WHAT TO PRODUCE = Copy each line below without leaving any out.

EXERCISE INPUT =
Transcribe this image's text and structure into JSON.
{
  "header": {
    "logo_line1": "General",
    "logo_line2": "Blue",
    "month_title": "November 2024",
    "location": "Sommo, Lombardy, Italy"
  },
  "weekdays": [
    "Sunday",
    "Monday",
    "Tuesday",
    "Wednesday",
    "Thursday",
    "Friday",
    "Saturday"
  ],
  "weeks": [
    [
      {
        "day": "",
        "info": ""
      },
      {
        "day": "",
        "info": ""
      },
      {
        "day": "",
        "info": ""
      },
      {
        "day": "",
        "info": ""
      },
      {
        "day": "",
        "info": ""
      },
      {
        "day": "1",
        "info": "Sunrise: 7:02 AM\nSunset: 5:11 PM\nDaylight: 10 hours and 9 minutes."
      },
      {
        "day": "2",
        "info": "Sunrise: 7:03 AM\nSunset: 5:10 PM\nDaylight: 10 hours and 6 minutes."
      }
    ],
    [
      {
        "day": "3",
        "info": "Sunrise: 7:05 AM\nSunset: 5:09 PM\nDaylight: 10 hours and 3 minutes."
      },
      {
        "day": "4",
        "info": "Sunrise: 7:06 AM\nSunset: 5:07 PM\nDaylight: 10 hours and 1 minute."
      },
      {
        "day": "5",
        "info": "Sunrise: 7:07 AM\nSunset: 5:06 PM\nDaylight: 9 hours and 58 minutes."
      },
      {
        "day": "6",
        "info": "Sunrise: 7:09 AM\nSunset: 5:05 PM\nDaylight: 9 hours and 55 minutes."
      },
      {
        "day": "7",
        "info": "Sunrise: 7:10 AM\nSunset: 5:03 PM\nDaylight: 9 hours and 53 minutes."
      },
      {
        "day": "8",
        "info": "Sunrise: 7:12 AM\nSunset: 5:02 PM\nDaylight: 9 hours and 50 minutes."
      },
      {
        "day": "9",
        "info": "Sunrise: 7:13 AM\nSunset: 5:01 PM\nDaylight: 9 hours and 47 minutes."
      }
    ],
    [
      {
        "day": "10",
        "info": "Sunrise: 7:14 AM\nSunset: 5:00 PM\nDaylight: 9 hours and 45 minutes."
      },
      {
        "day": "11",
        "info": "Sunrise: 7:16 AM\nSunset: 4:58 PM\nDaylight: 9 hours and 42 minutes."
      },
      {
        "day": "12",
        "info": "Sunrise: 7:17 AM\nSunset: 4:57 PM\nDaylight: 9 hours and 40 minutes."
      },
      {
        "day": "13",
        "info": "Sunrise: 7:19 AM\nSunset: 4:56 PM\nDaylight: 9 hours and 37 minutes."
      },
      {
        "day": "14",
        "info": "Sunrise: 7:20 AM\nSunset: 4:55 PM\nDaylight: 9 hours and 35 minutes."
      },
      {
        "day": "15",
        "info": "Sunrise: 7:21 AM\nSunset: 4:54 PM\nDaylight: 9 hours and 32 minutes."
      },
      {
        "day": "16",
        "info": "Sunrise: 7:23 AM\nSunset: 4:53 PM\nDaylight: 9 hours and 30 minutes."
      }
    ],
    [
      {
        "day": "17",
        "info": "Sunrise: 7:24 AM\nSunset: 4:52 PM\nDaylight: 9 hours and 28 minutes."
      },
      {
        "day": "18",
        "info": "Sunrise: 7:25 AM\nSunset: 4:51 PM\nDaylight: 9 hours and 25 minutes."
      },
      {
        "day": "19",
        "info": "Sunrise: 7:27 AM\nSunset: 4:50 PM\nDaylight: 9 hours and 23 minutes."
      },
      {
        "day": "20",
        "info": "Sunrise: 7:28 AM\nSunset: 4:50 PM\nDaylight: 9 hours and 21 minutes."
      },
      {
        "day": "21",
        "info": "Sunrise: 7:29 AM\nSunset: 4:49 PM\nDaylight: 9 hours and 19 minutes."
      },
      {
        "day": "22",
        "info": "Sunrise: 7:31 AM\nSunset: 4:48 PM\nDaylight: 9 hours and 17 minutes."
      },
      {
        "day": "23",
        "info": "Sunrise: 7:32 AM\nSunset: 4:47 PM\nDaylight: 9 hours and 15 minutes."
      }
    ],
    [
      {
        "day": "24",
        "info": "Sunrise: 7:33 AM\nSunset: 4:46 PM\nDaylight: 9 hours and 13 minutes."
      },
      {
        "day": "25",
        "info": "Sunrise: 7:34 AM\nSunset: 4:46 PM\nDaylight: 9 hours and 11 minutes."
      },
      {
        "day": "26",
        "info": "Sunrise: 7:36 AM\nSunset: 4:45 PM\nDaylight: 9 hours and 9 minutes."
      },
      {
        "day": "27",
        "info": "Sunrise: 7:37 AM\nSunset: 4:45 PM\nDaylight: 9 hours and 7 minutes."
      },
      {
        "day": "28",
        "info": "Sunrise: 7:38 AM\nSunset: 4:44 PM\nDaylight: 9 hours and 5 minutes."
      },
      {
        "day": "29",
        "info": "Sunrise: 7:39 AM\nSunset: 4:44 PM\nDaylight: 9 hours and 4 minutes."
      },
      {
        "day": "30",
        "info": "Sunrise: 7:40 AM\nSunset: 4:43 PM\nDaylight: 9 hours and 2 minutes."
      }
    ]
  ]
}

OUTPUT FOR THIS TASK =
Transcribe this image's text and structure into JSON.
{
  "header": {
    "logo_line1": "General",
    "logo_line2": "Blue",
    "month_title": "November 2024",
    "location": "Sommo, Lombardy, Italy"
  },
  "weekdays": [
    "Sunday",
    "Monday",
    "Tuesday",
    "Wednesday",
    "Thursday",
    "Friday",
    "Saturday"
  ],
  "weeks": [
    [
      {
        "day": "",
        "info": ""
      },
      {
        "day": "",
        "info": ""
      },
      {
        "day": "",
        "info": ""
      },
      {
        "day": "",
        "info": ""
      },
      {
        "day": "",
        "info": ""
      },
      {
        "day": "1",
        "info": "Sunrise: 7:02 AM\nSunset: 5:11 PM\nDaylight: 10 hours and 9 minutes."
      },
      {
        "day": "2",
        "info": "Sunrise: 7:03 AM\nSunset: 5:10 PM\nDaylight: 10 hours and 6 minutes."
      }
    ],
    [
      {
        "day": "3",
        "info": "Sunrise: 7:05 AM\nSunset: 5:09 PM\nDaylight: 10 hours and 3 minutes."
      },
      {
        "day": "4",
        "info": "Sunrise: 7:06 AM\nSunset: 5:07 PM\nDaylight: 10 hours and 1 minute."
      },
      {
        "day": "5",
        "info": "Sunrise: 7:07 AM\nSunset: 5:06 PM\nDaylight: 9 hours and 58 minutes."
      },
      {
        "day": "6",
        "info": "Sunrise: 7:09 AM\nSunset: 5:05 PM\nDaylight: 9 hours and 55 minutes."
      },
      {
        "day": "7",
        "info": "Sunrise: 7:10 AM\nSunset: 5:03 PM\nDaylight: 9 hours and 53 minutes."
      },
      {
        "day": "8",
        "info": "Sunrise: 7:12 AM\nSunset: 5:02 PM\nDaylight: 9 hours and 50 minutes."
      },
      {
        "day": "9",
        "info": "Sunrise: 7:13 AM\nSunset: 5:01 PM\nDaylight: 9 hours and 47 minutes."
      }
    ],
    [
      {
        "day": "10",
        "info": "Sunrise: 7:14 AM\nSunset: 5:00 PM\nDaylight: 9 hours and 45 minutes."
      },
      {
        "day": "11",
        "info": "Sunrise: 7:16 AM\nSunset: 4:58 PM\nDaylight: 9 hours and 42 minutes."
      },
      {
        "day": "12",
        "info": "Sunrise: 7:17 AM\nSunset: 4:57 PM\nDaylight: 9 hours and 40 minutes."
      },
      {
        "day": "13",
        "info": "Sunrise: 7:19 AM\nSunset: 4:56 PM\nDaylight: 9 hours and 37 minutes."
      },
      {
        "day": "14",
        "info": "Sunrise: 7:20 AM\nSunset: 4:55 PM\nDaylight: 9 hours and 35 minutes."
      },
      {
        "day": "15",
        "info": "Sunrise: 7:21 AM\nSunset: 4:54 PM\nDaylight: 9 hours and 32 minutes."
      },
      {
        "day": "16",
        "info": "Sunrise: 7:23 AM\nSunset: 4:53 PM\nDaylight: 9 hours and 30 minutes."
      }
    ],
    [
      {
        "day": "17",
        "info": "Sunrise: 7:24 AM\nSunset: 4:52 PM\nDaylight: 9 hours and 28 minutes."
      },
      {
        "day": "18",
        "info": "Sunrise: 7:25 AM\nSunset: 4:51 PM\nDaylight: 9 hours and 25 minutes."
      },
      {
        "day": "19",
        "info": "Sunrise: 7:27 AM\nSunset: 4:50 PM\nDaylight: 9 hours and 23 minutes."
      },
      {
        "day": "20",
        "info": "Sunrise: 7:28 AM\nSunset: 4:50 PM\nDaylight: 9 hours and 21 minutes."
      },
      {
        "day": "21",
        "info": "Sunrise: 7:29 AM\nSunset: 4:49 PM\nDaylight: 9 hours and 19 minutes."
      },
      {
        "day": "22",
        "info": "Sunrise: 7:31 AM\nSunset: 4:48 PM\nDaylight: 9 hours and 17 minutes."
      },
      {
        "day": "23",
        "info": "Sunrise: 7:32 AM\nSunset: 4:47 PM\nDaylight: 9 hours and 15 minutes."
      }
    ],
    [
      {
        "day": "24",
        "info": "Sunrise: 7:33 AM\nSunset: 4:46 PM\nDaylight: 9 hours and 13 minutes."
      },
      {
        "day": "25",
        "info": "Sunrise: 7:34 AM\nSunset: 4:46 PM\nDaylight: 9 hours and 11 minutes."
      },
      {
        "day": "26",
        "info": "Sunrise: 7:36 AM\nSunset: 4:45 PM\nDaylight: 9 hours and 9 minutes."
      },
      {
        "day": "27",
        "info": "Sunrise: 7:37 AM\nSunset: 4:45 PM\nDaylight: 9 hours and 7 minutes."
      },
      {
        "day": "28",
        "info": "Sunrise: 7:38 AM\nSunset: 4:44 PM\nDaylight: 9 hours and 5 minutes."
      },
      {
        "day": "29",
        "info": "Sunrise: 7:39 AM\nSunset: 4:44 PM\nDaylight: 9 hours and 4 minutes."
      },
      {
        "day": "30",
        "info": "Sunrise: 7:40 AM\nSunset: 4:43 PM\nDaylight: 9 hours and 2 minutes."
      }
    ]
  ]
}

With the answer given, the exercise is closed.